[Data entries]
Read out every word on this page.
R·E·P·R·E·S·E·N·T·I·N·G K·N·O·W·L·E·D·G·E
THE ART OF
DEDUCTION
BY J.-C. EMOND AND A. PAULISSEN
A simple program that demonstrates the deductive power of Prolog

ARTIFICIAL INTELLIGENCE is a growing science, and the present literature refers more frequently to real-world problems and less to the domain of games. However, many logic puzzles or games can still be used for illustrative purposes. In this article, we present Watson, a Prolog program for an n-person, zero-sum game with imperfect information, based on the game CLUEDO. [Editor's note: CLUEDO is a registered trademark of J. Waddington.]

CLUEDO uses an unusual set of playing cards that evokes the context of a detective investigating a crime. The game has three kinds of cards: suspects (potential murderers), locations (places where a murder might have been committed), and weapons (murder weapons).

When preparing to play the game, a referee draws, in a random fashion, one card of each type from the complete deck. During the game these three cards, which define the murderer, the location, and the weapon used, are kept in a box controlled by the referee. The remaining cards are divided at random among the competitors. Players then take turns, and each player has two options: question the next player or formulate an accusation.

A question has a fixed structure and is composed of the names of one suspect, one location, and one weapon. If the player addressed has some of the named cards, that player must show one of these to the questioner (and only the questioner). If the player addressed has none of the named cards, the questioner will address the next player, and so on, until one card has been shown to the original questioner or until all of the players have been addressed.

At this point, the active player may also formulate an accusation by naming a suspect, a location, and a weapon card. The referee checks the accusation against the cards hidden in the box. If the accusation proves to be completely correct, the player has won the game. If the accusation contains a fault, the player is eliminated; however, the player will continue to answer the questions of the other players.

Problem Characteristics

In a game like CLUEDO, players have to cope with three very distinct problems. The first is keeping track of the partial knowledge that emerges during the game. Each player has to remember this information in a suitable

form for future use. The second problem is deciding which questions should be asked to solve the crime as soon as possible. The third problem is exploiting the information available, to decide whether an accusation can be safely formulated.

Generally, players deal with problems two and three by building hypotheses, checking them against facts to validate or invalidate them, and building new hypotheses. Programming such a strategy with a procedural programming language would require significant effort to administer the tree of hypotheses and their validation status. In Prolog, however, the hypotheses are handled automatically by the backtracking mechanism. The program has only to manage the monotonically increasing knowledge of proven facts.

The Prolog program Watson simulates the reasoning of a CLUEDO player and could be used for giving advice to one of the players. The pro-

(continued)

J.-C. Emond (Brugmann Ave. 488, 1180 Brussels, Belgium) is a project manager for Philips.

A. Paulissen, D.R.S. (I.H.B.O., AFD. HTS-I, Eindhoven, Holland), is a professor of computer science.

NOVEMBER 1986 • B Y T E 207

◆ REQUEST ◆
All the data must be duplicated exactly, with nothing added or removed.

◆ ANSWER TO THIS TASK ◆
Read out every word on this page.
R·E·P·R·E·S·E·N·T·I·N·G K·N·O·W·L·E·D·G·E
THE ART OF
DEDUCTION
BY J.-C. EMOND AND A. PAULISSEN
A simple program that demonstrates the deductive power of Prolog

ARTIFICIAL INTELLIGENCE is a growing science, and the present literature refers more frequently to real-world problems and less to the domain of games. However, many logic puzzles or games can still be used for illustrative purposes. In this article, we present Watson, a Prolog program for an n-person, zero-sum game with imperfect information, based on the game CLUEDO. [Editor's note: CLUEDO is a registered trademark of J. Waddington.]

CLUEDO uses an unusual set of playing cards that evokes the context of a detective investigating a crime. The game has three kinds of cards: suspects (potential murderers), locations (places where a murder might have been committed), and weapons (murder weapons).

When preparing to play the game, a referee draws, in a random fashion, one card of each type from the complete deck. During the game these three cards, which define the murderer, the location, and the weapon used, are kept in a box controlled by the referee. The remaining cards are divided at random among the competitors. Players then take turns, and each player has two options: question the next player or formulate an accusation.

A question has a fixed structure and is composed of the names of one suspect, one location, and one weapon. If the player addressed has some of the named cards, that player must show one of these to the questioner (and only the questioner). If the player addressed has none of the named cards, the questioner will address the next player, and so on, until one card has been shown to the original questioner or until all of the players have been addressed.

At this point, the active player may also formulate an accusation by naming a suspect, a location, and a weapon card. The referee checks the accusation against the cards hidden in the box. If the accusation proves to be completely correct, the player has won the game. If the accusation contains a fault, the player is eliminated; however, the player will continue to answer the questions of the other players.

Problem Characteristics

In a game like CLUEDO, players have to cope with three very distinct problems. The first is keeping track of the partial knowledge that emerges during the game. Each player has to remember this information in a suitable

form for future use. The second problem is deciding which questions should be asked to solve the crime as soon as possible. The third problem is exploiting the information available, to decide whether an accusation can be safely formulated.

Generally, players deal with problems two and three by building hypotheses, checking them against facts to validate or invalidate them, and building new hypotheses. Programming such a strategy with a procedural programming language would require significant effort to administer the tree of hypotheses and their validation status. In Prolog, however, the hypotheses are handled automatically by the backtracking mechanism. The program has only to manage the monotonically increasing knowledge of proven facts.

The Prolog program Watson simulates the reasoning of a CLUEDO player and could be used for giving advice to one of the players. The pro-

(continued)

J.-C. Emond (Brugmann Ave. 488, 1180 Brussels, Belgium) is a project manager for Philips.

A. Paulissen, D.R.S. (I.H.B.O., AFD. HTS-I, Eindhoven, Holland), is a professor of computer science.

NOVEMBER 1986 • B Y T E 207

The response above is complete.